A run of records

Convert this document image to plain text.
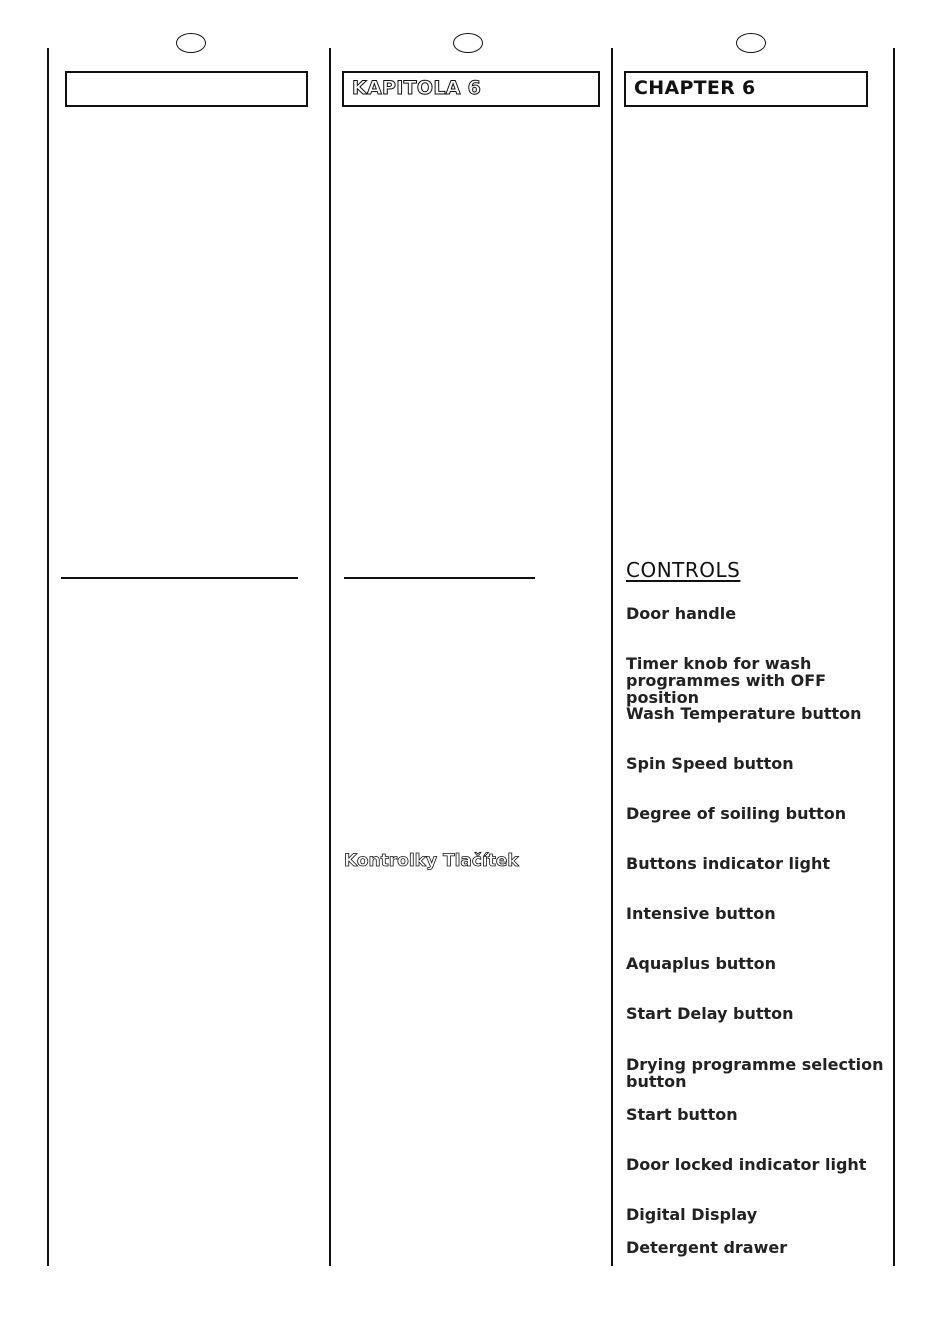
KAPITOLA 6	CHAPTER 6
CONTROLS
Kontrolky Tlačítek
Door handle
Timer knob for wash programmes with OFF position
Wash Temperature button
Spin Speed button
Degree of soiling button
Buttons indicator light
Intensive button
Aquaplus button
Start Delay button
Drying programme selection button
Start button
Door locked indicator light
Digital Display
Detergent drawer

■ Goal
Write the material out again exactly as it appears, dropping the pictures.

■ Solution for this problem
Convert this document image to plain text.
KAPITOLA 6	CHAPTER 6
CONTROLS
Kontrolky Tlačítek
Door handle
Timer knob for wash programmes with OFF position
Wash Temperature button
Spin Speed button
Degree of soiling button
Buttons indicator light
Intensive button
Aquaplus button
Start Delay button
Drying programme selection button
Start button
Door locked indicator light
Digital Display
Detergent drawer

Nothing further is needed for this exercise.